## SHORT TASK
Reproduce the records exactly.

──────── DATASET RECORDS

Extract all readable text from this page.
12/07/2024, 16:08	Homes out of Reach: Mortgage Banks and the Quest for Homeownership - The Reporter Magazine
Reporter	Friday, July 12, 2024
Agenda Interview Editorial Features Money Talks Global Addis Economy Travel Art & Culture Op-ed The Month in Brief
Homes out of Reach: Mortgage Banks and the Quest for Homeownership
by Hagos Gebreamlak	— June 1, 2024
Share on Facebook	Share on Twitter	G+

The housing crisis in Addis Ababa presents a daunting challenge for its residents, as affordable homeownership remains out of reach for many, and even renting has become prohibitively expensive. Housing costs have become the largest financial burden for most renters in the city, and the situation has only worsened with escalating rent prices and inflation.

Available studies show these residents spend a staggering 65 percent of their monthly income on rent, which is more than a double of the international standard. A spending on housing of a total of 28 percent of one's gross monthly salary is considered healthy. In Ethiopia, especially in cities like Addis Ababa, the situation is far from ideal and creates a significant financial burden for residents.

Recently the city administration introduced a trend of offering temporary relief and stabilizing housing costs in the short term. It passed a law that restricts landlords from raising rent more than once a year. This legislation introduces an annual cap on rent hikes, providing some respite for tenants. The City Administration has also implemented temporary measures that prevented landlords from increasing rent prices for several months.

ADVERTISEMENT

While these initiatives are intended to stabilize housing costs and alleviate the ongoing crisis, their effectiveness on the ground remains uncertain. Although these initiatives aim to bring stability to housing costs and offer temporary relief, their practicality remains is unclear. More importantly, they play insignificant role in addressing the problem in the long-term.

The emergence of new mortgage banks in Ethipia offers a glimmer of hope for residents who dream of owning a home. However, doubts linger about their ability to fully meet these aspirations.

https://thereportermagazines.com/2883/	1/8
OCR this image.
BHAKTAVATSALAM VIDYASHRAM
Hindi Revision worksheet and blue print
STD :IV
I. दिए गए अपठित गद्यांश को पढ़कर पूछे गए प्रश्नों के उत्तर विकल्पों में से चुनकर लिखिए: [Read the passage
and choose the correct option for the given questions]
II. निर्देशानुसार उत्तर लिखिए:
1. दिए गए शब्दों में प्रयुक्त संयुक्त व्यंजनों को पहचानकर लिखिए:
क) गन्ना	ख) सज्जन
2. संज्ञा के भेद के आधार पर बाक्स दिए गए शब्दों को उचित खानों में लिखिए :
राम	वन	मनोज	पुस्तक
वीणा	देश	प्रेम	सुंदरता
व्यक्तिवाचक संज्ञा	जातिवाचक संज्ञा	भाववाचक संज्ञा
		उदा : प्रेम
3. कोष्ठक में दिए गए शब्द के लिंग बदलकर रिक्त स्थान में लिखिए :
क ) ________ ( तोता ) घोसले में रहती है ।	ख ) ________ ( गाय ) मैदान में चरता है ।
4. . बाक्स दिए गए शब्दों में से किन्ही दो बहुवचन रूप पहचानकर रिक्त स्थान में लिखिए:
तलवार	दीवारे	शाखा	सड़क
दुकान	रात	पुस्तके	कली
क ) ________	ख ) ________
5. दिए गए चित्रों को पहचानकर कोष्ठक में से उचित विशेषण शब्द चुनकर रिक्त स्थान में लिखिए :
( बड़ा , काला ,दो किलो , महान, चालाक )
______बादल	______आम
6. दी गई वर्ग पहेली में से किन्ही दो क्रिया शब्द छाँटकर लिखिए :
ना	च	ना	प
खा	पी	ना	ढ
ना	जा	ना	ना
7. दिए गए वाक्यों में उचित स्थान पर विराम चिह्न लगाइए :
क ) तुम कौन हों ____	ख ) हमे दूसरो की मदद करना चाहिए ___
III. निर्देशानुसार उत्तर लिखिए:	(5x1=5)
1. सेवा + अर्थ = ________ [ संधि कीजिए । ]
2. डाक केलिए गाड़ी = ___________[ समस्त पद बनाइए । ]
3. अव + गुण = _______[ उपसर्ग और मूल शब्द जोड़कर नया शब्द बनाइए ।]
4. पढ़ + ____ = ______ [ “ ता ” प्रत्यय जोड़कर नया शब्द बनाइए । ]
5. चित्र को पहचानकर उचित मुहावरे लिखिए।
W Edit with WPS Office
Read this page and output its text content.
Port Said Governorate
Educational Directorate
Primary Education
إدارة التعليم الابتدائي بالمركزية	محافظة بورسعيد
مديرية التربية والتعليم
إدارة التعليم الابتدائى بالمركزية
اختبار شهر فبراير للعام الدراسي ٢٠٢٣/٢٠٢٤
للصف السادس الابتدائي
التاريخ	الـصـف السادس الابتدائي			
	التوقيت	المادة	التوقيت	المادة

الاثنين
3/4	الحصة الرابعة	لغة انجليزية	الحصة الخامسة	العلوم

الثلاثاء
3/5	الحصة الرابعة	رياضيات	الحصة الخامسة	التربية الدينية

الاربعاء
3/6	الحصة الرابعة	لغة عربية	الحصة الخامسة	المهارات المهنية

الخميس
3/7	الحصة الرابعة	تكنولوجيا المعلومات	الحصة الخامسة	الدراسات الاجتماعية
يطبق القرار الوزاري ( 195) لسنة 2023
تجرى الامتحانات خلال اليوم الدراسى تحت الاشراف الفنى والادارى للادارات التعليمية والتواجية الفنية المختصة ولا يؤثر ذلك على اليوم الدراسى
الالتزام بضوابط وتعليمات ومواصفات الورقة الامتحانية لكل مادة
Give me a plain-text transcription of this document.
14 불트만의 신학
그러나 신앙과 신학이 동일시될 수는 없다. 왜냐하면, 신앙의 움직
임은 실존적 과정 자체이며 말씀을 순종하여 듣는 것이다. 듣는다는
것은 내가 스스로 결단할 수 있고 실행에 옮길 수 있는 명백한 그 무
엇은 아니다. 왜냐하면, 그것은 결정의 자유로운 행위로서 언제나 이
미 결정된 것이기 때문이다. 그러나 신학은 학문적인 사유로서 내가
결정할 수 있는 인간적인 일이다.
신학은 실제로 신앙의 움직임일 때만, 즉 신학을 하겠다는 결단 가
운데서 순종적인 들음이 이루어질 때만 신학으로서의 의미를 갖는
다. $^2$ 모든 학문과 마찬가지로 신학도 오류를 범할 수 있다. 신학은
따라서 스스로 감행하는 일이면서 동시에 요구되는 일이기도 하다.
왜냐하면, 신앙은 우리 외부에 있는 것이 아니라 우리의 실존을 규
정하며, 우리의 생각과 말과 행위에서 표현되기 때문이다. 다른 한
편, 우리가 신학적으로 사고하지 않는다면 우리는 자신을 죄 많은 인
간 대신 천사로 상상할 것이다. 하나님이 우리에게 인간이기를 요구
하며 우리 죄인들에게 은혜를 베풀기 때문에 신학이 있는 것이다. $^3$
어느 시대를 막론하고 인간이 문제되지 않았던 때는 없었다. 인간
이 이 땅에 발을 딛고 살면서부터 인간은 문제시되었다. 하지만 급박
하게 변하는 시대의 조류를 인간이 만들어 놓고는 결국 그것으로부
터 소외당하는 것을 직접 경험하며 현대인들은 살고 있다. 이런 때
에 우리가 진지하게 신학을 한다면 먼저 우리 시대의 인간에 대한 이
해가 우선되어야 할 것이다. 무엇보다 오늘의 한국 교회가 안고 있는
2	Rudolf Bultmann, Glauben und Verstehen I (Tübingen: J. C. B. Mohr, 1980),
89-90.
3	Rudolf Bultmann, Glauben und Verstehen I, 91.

────────────────

## ANSWER TO THIS TASK
Extract all readable text from this page.
12/07/2024, 16:08	Homes out of Reach: Mortgage Banks and the Quest for Homeownership - The Reporter Magazine
Reporter	Friday, July 12, 2024
Agenda Interview Editorial Features Money Talks Global Addis Economy Travel Art & Culture Op-ed The Month in Brief
Homes out of Reach: Mortgage Banks and the Quest for Homeownership
by Hagos Gebreamlak	— June 1, 2024
Share on Facebook	Share on Twitter	G+

The housing crisis in Addis Ababa presents a daunting challenge for its residents, as affordable homeownership remains out of reach for many, and even renting has become prohibitively expensive. Housing costs have become the largest financial burden for most renters in the city, and the situation has only worsened with escalating rent prices and inflation.

Available studies show these residents spend a staggering 65 percent of their monthly income on rent, which is more than a double of the international standard. A spending on housing of a total of 28 percent of one's gross monthly salary is considered healthy. In Ethiopia, especially in cities like Addis Ababa, the situation is far from ideal and creates a significant financial burden for residents.

Recently the city administration introduced a trend of offering temporary relief and stabilizing housing costs in the short term. It passed a law that restricts landlords from raising rent more than once a year. This legislation introduces an annual cap on rent hikes, providing some respite for tenants. The City Administration has also implemented temporary measures that prevented landlords from increasing rent prices for several months.

ADVERTISEMENT

While these initiatives are intended to stabilize housing costs and alleviate the ongoing crisis, their effectiveness on the ground remains uncertain. Although these initiatives aim to bring stability to housing costs and offer temporary relief, their practicality remains is unclear. More importantly, they play insignificant role in addressing the problem in the long-term.

The emergence of new mortgage banks in Ethipia offers a glimmer of hope for residents who dream of owning a home. However, doubts linger about their ability to fully meet these aspirations.

https://thereportermagazines.com/2883/	1/8
OCR this image.
BHAKTAVATSALAM VIDYASHRAM
Hindi Revision worksheet and blue print
STD :IV
I. दिए गए अपठित गद्यांश को पढ़कर पूछे गए प्रश्नों के उत्तर विकल्पों में से चुनकर लिखिए: [Read the passage
and choose the correct option for the given questions]
II. निर्देशानुसार उत्तर लिखिए:
1. दिए गए शब्दों में प्रयुक्त संयुक्त व्यंजनों को पहचानकर लिखिए:
क) गन्ना	ख) सज्जन
2. संज्ञा के भेद के आधार पर बाक्स दिए गए शब्दों को उचित खानों में लिखिए :
राम	वन	मनोज	पुस्तक
वीणा	देश	प्रेम	सुंदरता
व्यक्तिवाचक संज्ञा	जातिवाचक संज्ञा	भाववाचक संज्ञा
		उदा : प्रेम
3. कोष्ठक में दिए गए शब्द के लिंग बदलकर रिक्त स्थान में लिखिए :
क ) ________ ( तोता ) घोसले में रहती है ।	ख ) ________ ( गाय ) मैदान में चरता है ।
4. . बाक्स दिए गए शब्दों में से किन्ही दो बहुवचन रूप पहचानकर रिक्त स्थान में लिखिए:
तलवार	दीवारे	शाखा	सड़क
दुकान	रात	पुस्तके	कली
क ) ________	ख ) ________
5. दिए गए चित्रों को पहचानकर कोष्ठक में से उचित विशेषण शब्द चुनकर रिक्त स्थान में लिखिए :
( बड़ा , काला ,दो किलो , महान, चालाक )
______बादल	______आम
6. दी गई वर्ग पहेली में से किन्ही दो क्रिया शब्द छाँटकर लिखिए :
ना	च	ना	प
खा	पी	ना	ढ
ना	जा	ना	ना
7. दिए गए वाक्यों में उचित स्थान पर विराम चिह्न लगाइए :
क ) तुम कौन हों ____	ख ) हमे दूसरो की मदद करना चाहिए ___
III. निर्देशानुसार उत्तर लिखिए:	(5x1=5)
1. सेवा + अर्थ = ________ [ संधि कीजिए । ]
2. डाक केलिए गाड़ी = ___________[ समस्त पद बनाइए । ]
3. अव + गुण = _______[ उपसर्ग और मूल शब्द जोड़कर नया शब्द बनाइए ।]
4. पढ़ + ____ = ______ [ “ ता ” प्रत्यय जोड़कर नया शब्द बनाइए । ]
5. चित्र को पहचानकर उचित मुहावरे लिखिए।
W Edit with WPS Office
Read this page and output its text content.
Port Said Governorate
Educational Directorate
Primary Education
إدارة التعليم الابتدائي بالمركزية	محافظة بورسعيد
مديرية التربية والتعليم
إدارة التعليم الابتدائى بالمركزية
اختبار شهر فبراير للعام الدراسي ٢٠٢٣/٢٠٢٤
للصف السادس الابتدائي
التاريخ	الـصـف السادس الابتدائي			
	التوقيت	المادة	التوقيت	المادة

الاثنين
3/4	الحصة الرابعة	لغة انجليزية	الحصة الخامسة	العلوم

الثلاثاء
3/5	الحصة الرابعة	رياضيات	الحصة الخامسة	التربية الدينية

الاربعاء
3/6	الحصة الرابعة	لغة عربية	الحصة الخامسة	المهارات المهنية

الخميس
3/7	الحصة الرابعة	تكنولوجيا المعلومات	الحصة الخامسة	الدراسات الاجتماعية
يطبق القرار الوزاري ( 195) لسنة 2023
تجرى الامتحانات خلال اليوم الدراسى تحت الاشراف الفنى والادارى للادارات التعليمية والتواجية الفنية المختصة ولا يؤثر ذلك على اليوم الدراسى
الالتزام بضوابط وتعليمات ومواصفات الورقة الامتحانية لكل مادة
Give me a plain-text transcription of this document.
14 불트만의 신학
그러나 신앙과 신학이 동일시될 수는 없다. 왜냐하면, 신앙의 움직
임은 실존적 과정 자체이며 말씀을 순종하여 듣는 것이다. 듣는다는
것은 내가 스스로 결단할 수 있고 실행에 옮길 수 있는 명백한 그 무
엇은 아니다. 왜냐하면, 그것은 결정의 자유로운 행위로서 언제나 이
미 결정된 것이기 때문이다. 그러나 신학은 학문적인 사유로서 내가
결정할 수 있는 인간적인 일이다.
신학은 실제로 신앙의 움직임일 때만, 즉 신학을 하겠다는 결단 가
운데서 순종적인 들음이 이루어질 때만 신학으로서의 의미를 갖는
다. $^2$ 모든 학문과 마찬가지로 신학도 오류를 범할 수 있다. 신학은
따라서 스스로 감행하는 일이면서 동시에 요구되는 일이기도 하다.
왜냐하면, 신앙은 우리 외부에 있는 것이 아니라 우리의 실존을 규
정하며, 우리의 생각과 말과 행위에서 표현되기 때문이다. 다른 한
편, 우리가 신학적으로 사고하지 않는다면 우리는 자신을 죄 많은 인
간 대신 천사로 상상할 것이다. 하나님이 우리에게 인간이기를 요구
하며 우리 죄인들에게 은혜를 베풀기 때문에 신학이 있는 것이다. $^3$
어느 시대를 막론하고 인간이 문제되지 않았던 때는 없었다. 인간
이 이 땅에 발을 딛고 살면서부터 인간은 문제시되었다. 하지만 급박
하게 변하는 시대의 조류를 인간이 만들어 놓고는 결국 그것으로부
터 소외당하는 것을 직접 경험하며 현대인들은 살고 있다. 이런 때
에 우리가 진지하게 신학을 한다면 먼저 우리 시대의 인간에 대한 이
해가 우선되어야 할 것이다. 무엇보다 오늘의 한국 교회가 안고 있는
2	Rudolf Bultmann, Glauben und Verstehen I (Tübingen: J. C. B. Mohr, 1980),
89-90.
3	Rudolf Bultmann, Glauben und Verstehen I, 91.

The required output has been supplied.